(Stored data entries)
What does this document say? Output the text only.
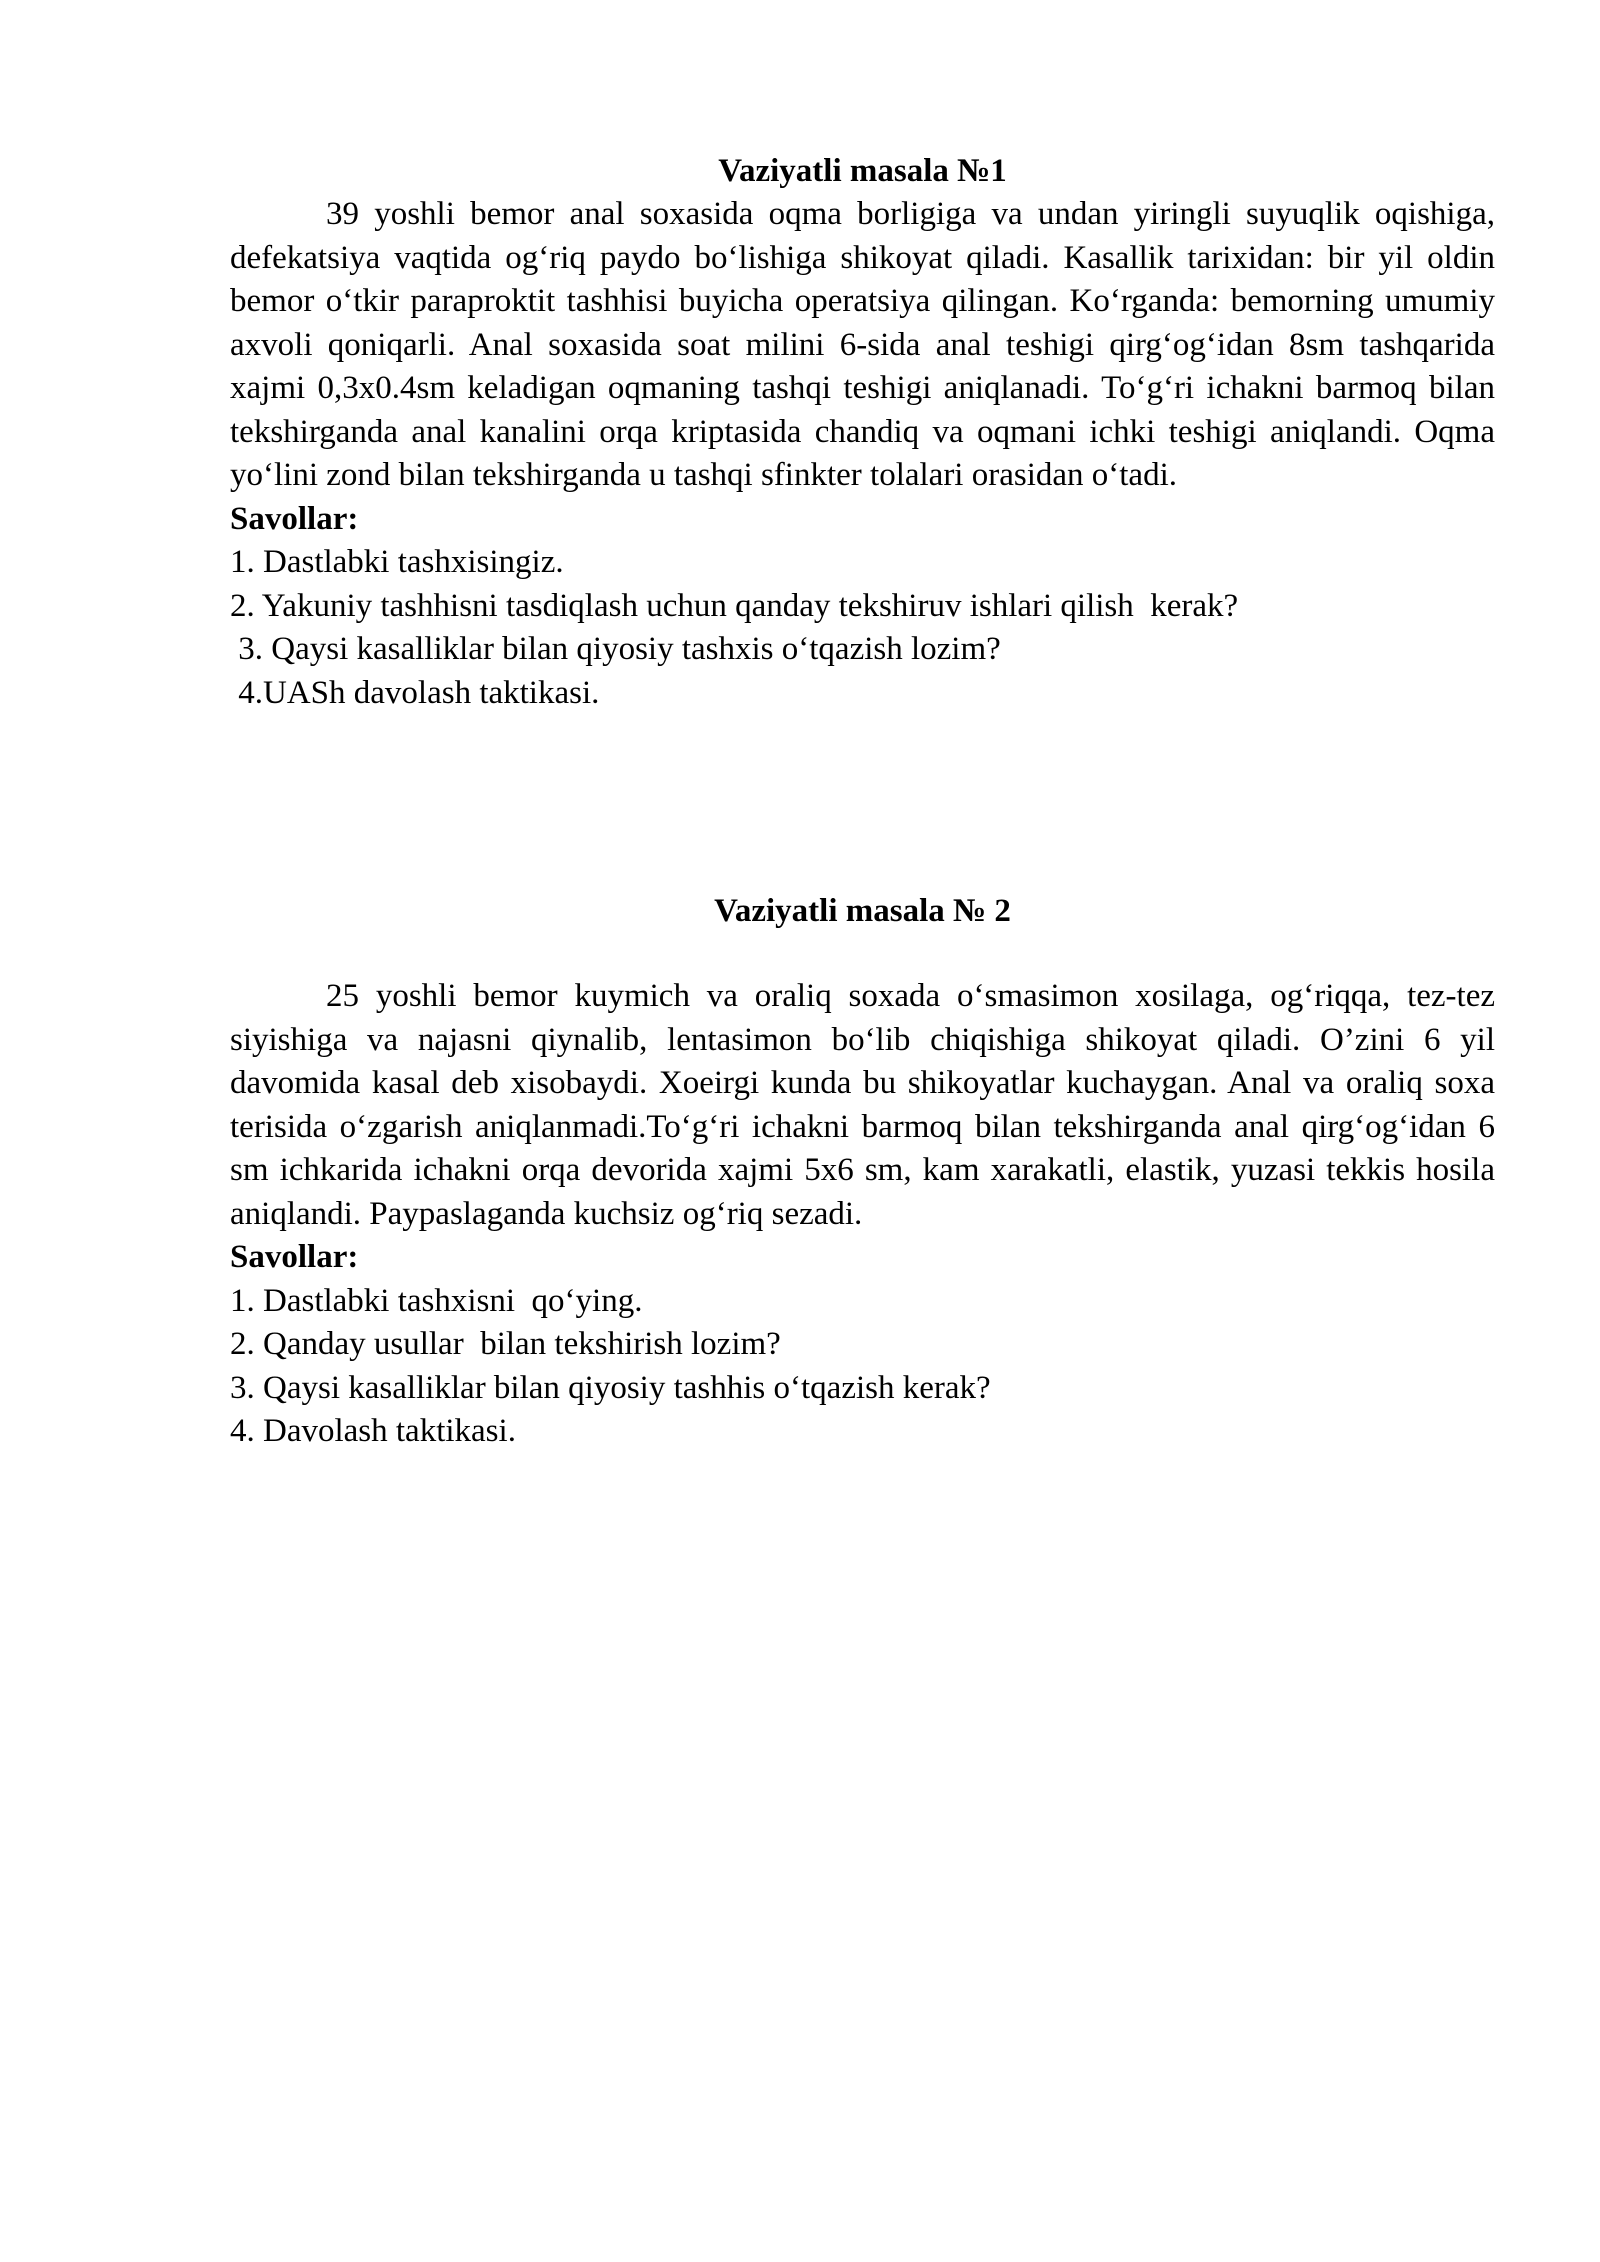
Vaziyatli masala №1

39 yoshli bemor anal soxasida oqma borligiga va undan yiringli suyuqlik oqishiga, defekatsiya vaqtida og‘riq paydo bo‘lishiga shikoyat qiladi. Kasallik tarixidan: bir yil oldin bemor o‘tkir paraproktit tashhisi buyicha operatsiya qilingan. Ko‘rganda: bemorning umumiy axvoli qoniqarli. Anal soxasida soat milini 6-sida anal teshigi qirg‘og‘idan 8sm tashqarida xajmi 0,3x0.4sm keladigan oqmaning tashqi teshigi aniqlanadi. To‘g‘ri ichakni barmoq bilan tekshirganda anal kanalini orqa kriptasida chandiq va oqmani ichki teshigi aniqlandi. Oqma yo‘lini zond bilan tekshirganda u tashqi sfinkter tolalari orasidan o‘tadi.

Savollar:

1. Dastlabki tashxisingiz.

2. Yakuniy tashhisni tasdiqlash uchun qanday tekshiruv ishlari qilish  kerak?

3. Qaysi kasalliklar bilan qiyosiy tashxis o‘tqazish lozim?

4.UASh davolash taktikasi.

Vaziyatli masala № 2

25 yoshli bemor kuymich va oraliq soxada o‘smasimon xosilaga, og‘riqqa, tez-tez siyishiga va najasni qiynalib, lentasimon bo‘lib chiqishiga shikoyat qiladi. O’zini 6 yil davomida kasal deb xisobaydi. Xoeirgi kunda bu shikoyatlar kuchaygan. Anal va oraliq soxa terisida o‘zgarish aniqlanmadi.To‘g‘ri ichakni barmoq bilan tekshirganda anal qirg‘og‘idan 6 sm ichkarida ichakni orqa devorida xajmi 5x6 sm, kam xarakatli, elastik, yuzasi tekkis hosila aniqlandi. Paypaslaganda kuchsiz og‘riq sezadi.

Savollar:

1. Dastlabki tashxisni  qo‘ying.

2. Qanday usullar  bilan tekshirish lozim?

3. Qaysi kasalliklar bilan qiyosiy tashhis o‘tqazish kerak?

4. Davolash taktikasi.
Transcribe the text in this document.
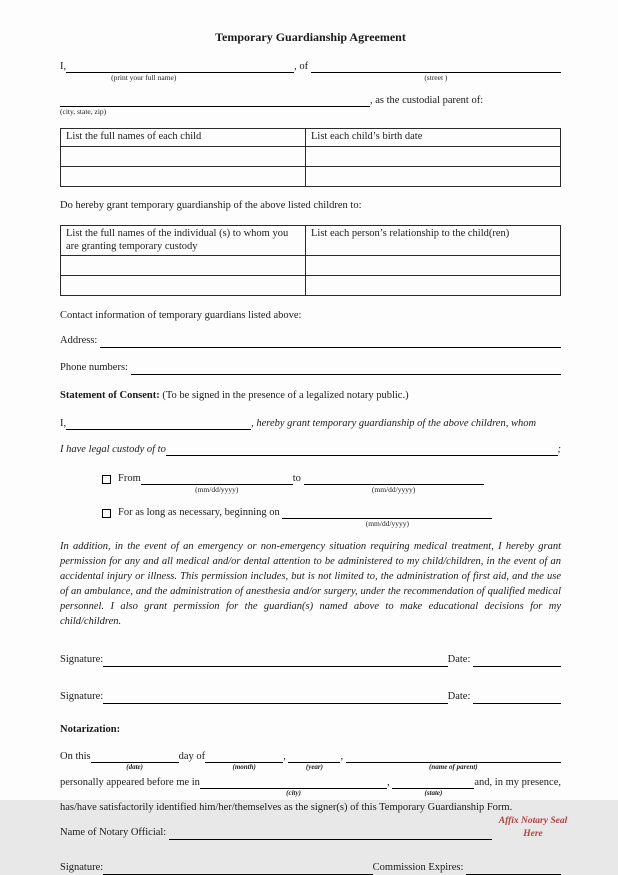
Temporary Guardianship Agreement
I,
(print your full name)
, of
(street )
(city, state, zip)
, as the custodial parent of:
List the full names of each child	List each child’s birth date

Do hereby grant temporary guardianship of the above listed children to:
List the full names of the individual (s) to whom you are granting temporary custody	List each person’s relationship to the child(ren)

Contact information of temporary guardians listed above:
Address:
Phone numbers:
Statement of Consent: (To be signed in the presence of a legalized notary public.)
I,	, hereby grant temporary guardianship of the above children, whom
I have legal custody of to	;
From
(mm/dd/yyyy)
to
(mm/dd/yyyy)
For as long as necessary, beginning on
(mm/dd/yyyy)
In addition, in the event of an emergency or non-emergency situation requiring medical treatment, I hereby grant permission for any and all medical and/or dental attention to be administered to my child/children, in the event of an accidental injury or illness. This permission includes, but is not limited to, the administration of first aid, and the use of an ambulance, and the administration of anesthesia and/or surgery, under the recommendation of qualified medical personnel. I also grant permission for the guardian(s) named above to make educational decisions for my child/children.
Signature:	Date:
Signature:	Date:
Notarization:
On this
(date)
day of
(month)
,

(year)
,

(name of parent)
personally appeared before me in
(city)
,

(state)
and, in my presence,
has/have satisfactorily identified him/her/themselves as the signer(s) of this Temporary Guardianship Form.
Affix Notary Seal Here
Name of Notary Official:
Signature:	Commission Expires:
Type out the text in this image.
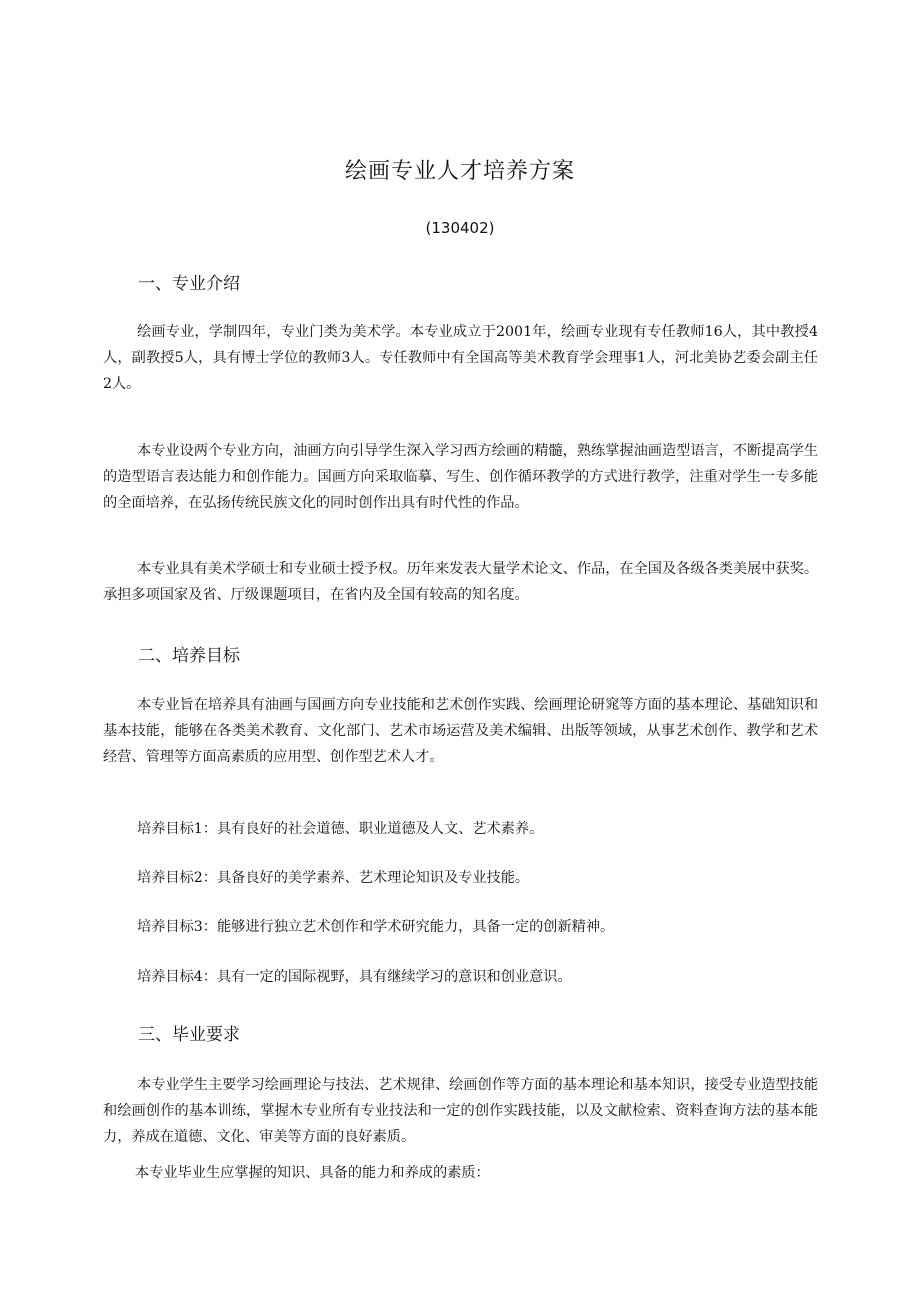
绘画专业人才培养方案
(130402)
一、专业介绍
绘画专业，学制四年，专业门类为美术学。本专业成立于2001年，绘画专业现有专任教师16人，其中教授4人，副教授5人，具有博士学位的教师3人。专任教师中有全国高等美术教育学会理事1人，河北美协艺委会副主任2人。
本专业设两个专业方向，油画方向引导学生深入学习西方绘画的精髓，熟练掌握油画造型语言，不断提高学生的造型语言表达能力和创作能力。国画方向采取临摹、写生、创作循环教学的方式进行教学，注重对学生一专多能的全面培养，在弘扬传统民族文化的同时创作出具有时代性的作品。
本专业具有美术学硕士和专业硕士授予权。历年来发表大量学术论文、作品，在全国及各级各类美展中获奖。承担多项国家及省、厅级课题项目，在省内及全国有较高的知名度。
二、培养目标
本专业旨在培养具有油画与国画方向专业技能和艺术创作实践、绘画理论研窕等方面的基本理论、基础知识和基本技能，能够在各类美术教育、文化部门、艺术市场运营及美术编辑、出版等领域，从事艺术创作、教学和艺术经营、管理等方面高素质的应用型、创作型艺术人才。
培养目标1：具有良好的社会道德、职业道德及人文、艺术素养。
培养目标2：具备良好的美学素养、艺术理论知识及专业技能。
培养目标3：能够进行独立艺术创作和学术研究能力，具备一定的创新精神。
培养目标4：具有一定的国际视野，具有继续学习的意识和创业意识。
三、毕业要求
本专业学生主要学习绘画理论与技法、艺术规律、绘画创作等方面的基本理论和基本知识，接受专业造型技能和绘画创作的基本训练，掌握木专业所有专业技法和一定的创作实践技能，以及文献检索、资料查询方法的基本能力，养成在道德、文化、审美等方面的良好素质。
本专业毕业生应掌握的知识、具备的能力和养成的素质：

### THE EXERCISE
Leave out the pictures and transcribe the entries above exactly.

### EXERCISE SOLUTION
What does this document say? Output the text only.
Vaziyatli masala №1

39 yoshli bemor anal soxasida oqma borligiga va undan yiringli suyuqlik oqishiga, defekatsiya vaqtida og‘riq paydo bo‘lishiga shikoyat qiladi. Kasallik tarixidan: bir yil oldin bemor o‘tkir paraproktit tashhisi buyicha operatsiya qilingan. Ko‘rganda: bemorning umumiy axvoli qoniqarli. Anal soxasida soat milini 6-sida anal teshigi qirg‘og‘idan 8sm tashqarida xajmi 0,3x0.4sm keladigan oqmaning tashqi teshigi aniqlanadi. To‘g‘ri ichakni barmoq bilan tekshirganda anal kanalini orqa kriptasida chandiq va oqmani ichki teshigi aniqlandi. Oqma yo‘lini zond bilan tekshirganda u tashqi sfinkter tolalari orasidan o‘tadi.

Savollar:

1. Dastlabki tashxisingiz.

2. Yakuniy tashhisni tasdiqlash uchun qanday tekshiruv ishlari qilish  kerak?

3. Qaysi kasalliklar bilan qiyosiy tashxis o‘tqazish lozim?

4.UASh davolash taktikasi.

Vaziyatli masala № 2

25 yoshli bemor kuymich va oraliq soxada o‘smasimon xosilaga, og‘riqqa, tez-tez siyishiga va najasni qiynalib, lentasimon bo‘lib chiqishiga shikoyat qiladi. O’zini 6 yil davomida kasal deb xisobaydi. Xoeirgi kunda bu shikoyatlar kuchaygan. Anal va oraliq soxa terisida o‘zgarish aniqlanmadi.To‘g‘ri ichakni barmoq bilan tekshirganda anal qirg‘og‘idan 6 sm ichkarida ichakni orqa devorida xajmi 5x6 sm, kam xarakatli, elastik, yuzasi tekkis hosila aniqlandi. Paypaslaganda kuchsiz og‘riq sezadi.

Savollar:

1. Dastlabki tashxisni  qo‘ying.

2. Qanday usullar  bilan tekshirish lozim?

3. Qaysi kasalliklar bilan qiyosiy tashhis o‘tqazish kerak?

4. Davolash taktikasi.
Transcribe the text in this document.
Temporary Guardianship Agreement
I,
(print your full name)
, of
(street )
(city, state, zip)
, as the custodial parent of:
List the full names of each child	List each child’s birth date

Do hereby grant temporary guardianship of the above listed children to:
List the full names of the individual (s) to whom you are granting temporary custody	List each person’s relationship to the child(ren)

Contact information of temporary guardians listed above:
Address:
Phone numbers:
Statement of Consent: (To be signed in the presence of a legalized notary public.)
I,	, hereby grant temporary guardianship of the above children, whom
I have legal custody of to	;
From
(mm/dd/yyyy)
to
(mm/dd/yyyy)
For as long as necessary, beginning on
(mm/dd/yyyy)
In addition, in the event of an emergency or non-emergency situation requiring medical treatment, I hereby grant permission for any and all medical and/or dental attention to be administered to my child/children, in the event of an accidental injury or illness. This permission includes, but is not limited to, the administration of first aid, and the use of an ambulance, and the administration of anesthesia and/or surgery, under the recommendation of qualified medical personnel. I also grant permission for the guardian(s) named above to make educational decisions for my child/children.
Signature:	Date:
Signature:	Date:
Notarization:
On this
(date)
day of
(month)
,

(year)
,

(name of parent)
personally appeared before me in
(city)
,

(state)
and, in my presence,
has/have satisfactorily identified him/her/themselves as the signer(s) of this Temporary Guardianship Form.
Affix Notary Seal Here
Name of Notary Official:
Signature:	Commission Expires:
Type out the text in this image.
绘画专业人才培养方案
(130402)
一、专业介绍
绘画专业，学制四年，专业门类为美术学。本专业成立于2001年，绘画专业现有专任教师16人，其中教授4人，副教授5人，具有博士学位的教师3人。专任教师中有全国高等美术教育学会理事1人，河北美协艺委会副主任2人。
本专业设两个专业方向，油画方向引导学生深入学习西方绘画的精髓，熟练掌握油画造型语言，不断提高学生的造型语言表达能力和创作能力。国画方向采取临摹、写生、创作循环教学的方式进行教学，注重对学生一专多能的全面培养，在弘扬传统民族文化的同时创作出具有时代性的作品。
本专业具有美术学硕士和专业硕士授予权。历年来发表大量学术论文、作品，在全国及各级各类美展中获奖。承担多项国家及省、厅级课题项目，在省内及全国有较高的知名度。
二、培养目标
本专业旨在培养具有油画与国画方向专业技能和艺术创作实践、绘画理论研窕等方面的基本理论、基础知识和基本技能，能够在各类美术教育、文化部门、艺术市场运营及美术编辑、出版等领域，从事艺术创作、教学和艺术经营、管理等方面高素质的应用型、创作型艺术人才。
培养目标1：具有良好的社会道德、职业道德及人文、艺术素养。
培养目标2：具备良好的美学素养、艺术理论知识及专业技能。
培养目标3：能够进行独立艺术创作和学术研究能力，具备一定的创新精神。
培养目标4：具有一定的国际视野，具有继续学习的意识和创业意识。
三、毕业要求
本专业学生主要学习绘画理论与技法、艺术规律、绘画创作等方面的基本理论和基本知识，接受专业造型技能和绘画创作的基本训练，掌握木专业所有专业技法和一定的创作实践技能，以及文献检索、资料查询方法的基本能力，养成在道德、文化、审美等方面的良好素质。
本专业毕业生应掌握的知识、具备的能力和养成的素质：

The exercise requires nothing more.